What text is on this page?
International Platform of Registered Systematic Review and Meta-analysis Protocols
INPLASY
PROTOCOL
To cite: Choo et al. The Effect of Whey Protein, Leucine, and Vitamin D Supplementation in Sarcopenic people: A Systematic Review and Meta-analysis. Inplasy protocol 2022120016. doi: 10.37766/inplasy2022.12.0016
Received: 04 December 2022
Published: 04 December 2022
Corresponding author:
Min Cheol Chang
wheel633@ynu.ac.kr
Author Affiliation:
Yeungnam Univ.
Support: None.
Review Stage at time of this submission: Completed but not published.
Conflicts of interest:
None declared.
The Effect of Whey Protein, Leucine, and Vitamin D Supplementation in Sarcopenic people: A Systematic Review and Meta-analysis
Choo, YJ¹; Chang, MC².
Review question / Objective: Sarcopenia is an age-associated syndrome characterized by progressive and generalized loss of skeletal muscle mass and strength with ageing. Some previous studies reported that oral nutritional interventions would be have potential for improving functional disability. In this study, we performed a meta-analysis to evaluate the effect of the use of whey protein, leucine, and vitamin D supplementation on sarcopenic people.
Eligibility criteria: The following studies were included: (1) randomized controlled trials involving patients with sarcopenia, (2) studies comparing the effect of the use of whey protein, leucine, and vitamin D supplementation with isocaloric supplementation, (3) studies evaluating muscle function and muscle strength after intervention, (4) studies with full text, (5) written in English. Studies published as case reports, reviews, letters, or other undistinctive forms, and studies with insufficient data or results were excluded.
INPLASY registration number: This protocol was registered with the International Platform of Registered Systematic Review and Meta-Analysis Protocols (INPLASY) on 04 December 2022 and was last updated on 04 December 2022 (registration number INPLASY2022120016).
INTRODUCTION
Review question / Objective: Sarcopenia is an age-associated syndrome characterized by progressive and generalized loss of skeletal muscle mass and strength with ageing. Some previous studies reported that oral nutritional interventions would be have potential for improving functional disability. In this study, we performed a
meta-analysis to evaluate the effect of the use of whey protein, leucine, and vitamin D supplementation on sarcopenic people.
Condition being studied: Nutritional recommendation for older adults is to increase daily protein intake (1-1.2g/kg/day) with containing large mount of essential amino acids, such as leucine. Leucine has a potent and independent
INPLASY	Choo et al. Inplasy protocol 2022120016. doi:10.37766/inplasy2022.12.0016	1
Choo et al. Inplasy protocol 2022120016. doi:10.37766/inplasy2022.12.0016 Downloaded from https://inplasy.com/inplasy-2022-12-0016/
==================================================
## Exercise objective
Please repeat the listing above in full and exactly.

## Response box
What text is on this page?
International Platform of Registered Systematic Review and Meta-analysis Protocols
INPLASY
PROTOCOL
To cite: Choo et al. The Effect of Whey Protein, Leucine, and Vitamin D Supplementation in Sarcopenic people: A Systematic Review and Meta-analysis. Inplasy protocol 2022120016. doi: 10.37766/inplasy2022.12.0016
Received: 04 December 2022
Published: 04 December 2022
Corresponding author:
Min Cheol Chang
wheel633@ynu.ac.kr
Author Affiliation:
Yeungnam Univ.
Support: None.
Review Stage at time of this submission: Completed but not published.
Conflicts of interest:
None declared.
The Effect of Whey Protein, Leucine, and Vitamin D Supplementation in Sarcopenic people: A Systematic Review and Meta-analysis
Choo, YJ¹; Chang, MC².
Review question / Objective: Sarcopenia is an age-associated syndrome characterized by progressive and generalized loss of skeletal muscle mass and strength with ageing. Some previous studies reported that oral nutritional interventions would be have potential for improving functional disability. In this study, we performed a meta-analysis to evaluate the effect of the use of whey protein, leucine, and vitamin D supplementation on sarcopenic people.
Eligibility criteria: The following studies were included: (1) randomized controlled trials involving patients with sarcopenia, (2) studies comparing the effect of the use of whey protein, leucine, and vitamin D supplementation with isocaloric supplementation, (3) studies evaluating muscle function and muscle strength after intervention, (4) studies with full text, (5) written in English. Studies published as case reports, reviews, letters, or other undistinctive forms, and studies with insufficient data or results were excluded.
INPLASY registration number: This protocol was registered with the International Platform of Registered Systematic Review and Meta-Analysis Protocols (INPLASY) on 04 December 2022 and was last updated on 04 December 2022 (registration number INPLASY2022120016).
INTRODUCTION
Review question / Objective: Sarcopenia is an age-associated syndrome characterized by progressive and generalized loss of skeletal muscle mass and strength with ageing. Some previous studies reported that oral nutritional interventions would be have potential for improving functional disability. In this study, we performed a
meta-analysis to evaluate the effect of the use of whey protein, leucine, and vitamin D supplementation on sarcopenic people.
Condition being studied: Nutritional recommendation for older adults is to increase daily protein intake (1-1.2g/kg/day) with containing large mount of essential amino acids, such as leucine. Leucine has a potent and independent
INPLASY	Choo et al. Inplasy protocol 2022120016. doi:10.37766/inplasy2022.12.0016	1
Choo et al. Inplasy protocol 2022120016. doi:10.37766/inplasy2022.12.0016 Downloaded from https://inplasy.com/inplasy-2022-12-0016/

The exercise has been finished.